_Material for this task_.
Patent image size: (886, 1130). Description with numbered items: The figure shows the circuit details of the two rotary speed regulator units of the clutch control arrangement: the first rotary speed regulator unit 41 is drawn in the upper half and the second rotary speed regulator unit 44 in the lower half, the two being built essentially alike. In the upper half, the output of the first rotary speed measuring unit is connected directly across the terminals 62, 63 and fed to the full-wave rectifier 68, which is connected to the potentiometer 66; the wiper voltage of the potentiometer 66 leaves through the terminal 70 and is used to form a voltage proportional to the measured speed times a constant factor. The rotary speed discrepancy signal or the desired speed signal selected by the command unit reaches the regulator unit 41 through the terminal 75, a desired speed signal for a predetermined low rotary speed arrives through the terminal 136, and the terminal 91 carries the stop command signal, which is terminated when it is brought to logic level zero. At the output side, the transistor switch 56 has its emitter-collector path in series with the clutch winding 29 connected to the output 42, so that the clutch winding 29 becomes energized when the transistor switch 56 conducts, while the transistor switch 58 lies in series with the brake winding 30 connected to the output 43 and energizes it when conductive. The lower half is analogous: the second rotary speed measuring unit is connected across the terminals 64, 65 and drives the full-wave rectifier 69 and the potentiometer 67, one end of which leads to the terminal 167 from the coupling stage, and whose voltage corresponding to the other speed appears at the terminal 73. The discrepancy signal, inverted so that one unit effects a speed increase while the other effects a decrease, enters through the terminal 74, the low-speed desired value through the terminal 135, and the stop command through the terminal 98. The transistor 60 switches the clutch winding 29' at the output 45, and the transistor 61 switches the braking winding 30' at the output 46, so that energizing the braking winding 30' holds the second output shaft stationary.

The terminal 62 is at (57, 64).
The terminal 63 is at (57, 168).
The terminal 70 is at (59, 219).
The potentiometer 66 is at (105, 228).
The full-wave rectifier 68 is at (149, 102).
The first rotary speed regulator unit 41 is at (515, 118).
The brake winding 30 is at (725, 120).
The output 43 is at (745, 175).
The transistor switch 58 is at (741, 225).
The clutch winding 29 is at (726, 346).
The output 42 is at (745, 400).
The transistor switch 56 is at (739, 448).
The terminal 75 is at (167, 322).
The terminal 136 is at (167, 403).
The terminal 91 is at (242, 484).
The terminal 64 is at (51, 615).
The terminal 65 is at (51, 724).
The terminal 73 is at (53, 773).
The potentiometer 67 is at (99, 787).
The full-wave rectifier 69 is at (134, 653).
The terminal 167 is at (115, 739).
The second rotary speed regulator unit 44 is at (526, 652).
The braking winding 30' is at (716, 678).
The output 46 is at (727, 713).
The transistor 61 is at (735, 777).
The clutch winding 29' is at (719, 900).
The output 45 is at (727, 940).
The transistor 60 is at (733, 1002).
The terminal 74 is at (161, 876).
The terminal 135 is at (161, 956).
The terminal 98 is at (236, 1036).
==
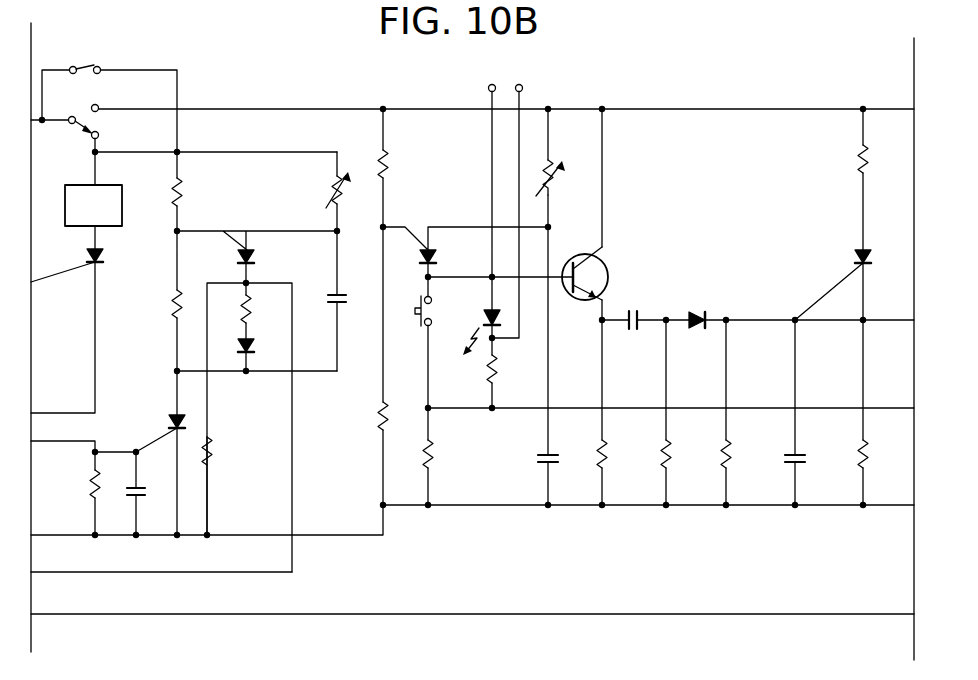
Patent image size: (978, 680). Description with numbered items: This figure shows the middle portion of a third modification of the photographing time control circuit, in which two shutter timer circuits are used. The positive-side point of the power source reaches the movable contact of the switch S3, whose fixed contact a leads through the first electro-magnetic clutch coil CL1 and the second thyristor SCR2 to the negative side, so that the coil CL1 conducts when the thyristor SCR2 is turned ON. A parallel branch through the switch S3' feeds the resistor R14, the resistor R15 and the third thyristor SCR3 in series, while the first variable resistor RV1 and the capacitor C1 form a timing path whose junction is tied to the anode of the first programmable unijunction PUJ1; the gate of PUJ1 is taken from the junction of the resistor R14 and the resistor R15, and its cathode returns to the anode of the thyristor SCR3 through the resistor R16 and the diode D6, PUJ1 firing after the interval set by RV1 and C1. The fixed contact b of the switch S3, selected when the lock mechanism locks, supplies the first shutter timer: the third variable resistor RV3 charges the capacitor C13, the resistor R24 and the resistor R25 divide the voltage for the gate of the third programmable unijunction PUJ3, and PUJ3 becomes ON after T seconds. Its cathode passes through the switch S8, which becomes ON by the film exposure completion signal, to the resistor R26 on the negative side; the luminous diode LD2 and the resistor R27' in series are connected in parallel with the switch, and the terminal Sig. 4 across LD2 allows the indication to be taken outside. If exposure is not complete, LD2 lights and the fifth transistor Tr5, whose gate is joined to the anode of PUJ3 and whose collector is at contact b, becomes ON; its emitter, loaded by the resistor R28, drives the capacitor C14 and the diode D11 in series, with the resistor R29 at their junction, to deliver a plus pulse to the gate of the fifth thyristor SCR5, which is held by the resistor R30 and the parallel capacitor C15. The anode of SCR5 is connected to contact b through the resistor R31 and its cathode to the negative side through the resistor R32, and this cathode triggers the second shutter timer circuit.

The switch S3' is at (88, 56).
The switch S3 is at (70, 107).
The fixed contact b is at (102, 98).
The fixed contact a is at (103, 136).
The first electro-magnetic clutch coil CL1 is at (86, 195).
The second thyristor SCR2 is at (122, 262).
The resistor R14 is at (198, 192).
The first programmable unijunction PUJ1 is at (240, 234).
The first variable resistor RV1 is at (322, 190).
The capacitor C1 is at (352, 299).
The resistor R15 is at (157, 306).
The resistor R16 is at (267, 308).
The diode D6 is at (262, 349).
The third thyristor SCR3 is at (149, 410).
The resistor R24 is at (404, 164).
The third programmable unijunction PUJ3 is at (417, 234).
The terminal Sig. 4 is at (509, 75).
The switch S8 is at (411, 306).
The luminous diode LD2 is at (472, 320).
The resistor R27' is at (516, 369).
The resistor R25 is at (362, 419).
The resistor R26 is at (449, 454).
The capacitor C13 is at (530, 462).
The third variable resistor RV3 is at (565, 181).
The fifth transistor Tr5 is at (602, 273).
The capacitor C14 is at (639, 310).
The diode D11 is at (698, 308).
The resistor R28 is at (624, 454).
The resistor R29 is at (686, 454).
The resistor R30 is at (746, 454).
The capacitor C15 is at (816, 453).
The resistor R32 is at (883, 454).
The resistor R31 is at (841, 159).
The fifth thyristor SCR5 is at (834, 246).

_Work to be completed_. Quote the rows between the line containing "Patent image size: (886, 1130)." and the line containing "The potentiometer 66 is at (105, 228).", inclusive.

_Solution to this exercise_.
Patent image size: (886, 1130). Description with numbered items: The figure shows the circuit details of the two rotary speed regulator units of the clutch control arrangement: the first rotary speed regulator unit 41 is drawn in the upper half and the second rotary speed regulator unit 44 in the lower half, the two being built essentially alike. In the upper half, the output of the first rotary speed measuring unit is connected directly across the terminals 62, 63 and fed to the full-wave rectifier 68, which is connected to the potentiometer 66; the wiper voltage of the potentiometer 66 leaves through the terminal 70 and is used to form a voltage proportional to the measured speed times a constant factor. The rotary speed discrepancy signal or the desired speed signal selected by the command unit reaches the regulator unit 41 through the terminal 75, a desired speed signal for a predetermined low rotary speed arrives through the terminal 136, and the terminal 91 carries the stop command signal, which is terminated when it is brought to logic level zero. At the output side, the transistor switch 56 has its emitter-collector path in series with the clutch winding 29 connected to the output 42, so that the clutch winding 29 becomes energized when the transistor switch 56 conducts, while the transistor switch 58 lies in series with the brake winding 30 connected to the output 43 and energizes it when conductive. The lower half is analogous: the second rotary speed measuring unit is connected across the terminals 64, 65 and drives the full-wave rectifier 69 and the potentiometer 67, one end of which leads to the terminal 167 from the coupling stage, and whose voltage corresponding to the other speed appears at the terminal 73. The discrepancy signal, inverted so that one unit effects a speed increase while the other effects a decrease, enters through the terminal 74, the low-speed desired value through the terminal 135, and the stop command through the terminal 98. The transistor 60 switches the clutch winding 29' at the output 45, and the transistor 61 switches the braking winding 30' at the output 46, so that energizing the braking winding 30' holds the second output shaft stationary.

The terminal 62 is at (57, 64).
The terminal 63 is at (57, 168).
The terminal 70 is at (59, 219).
The potentiometer 66 is at (105, 228).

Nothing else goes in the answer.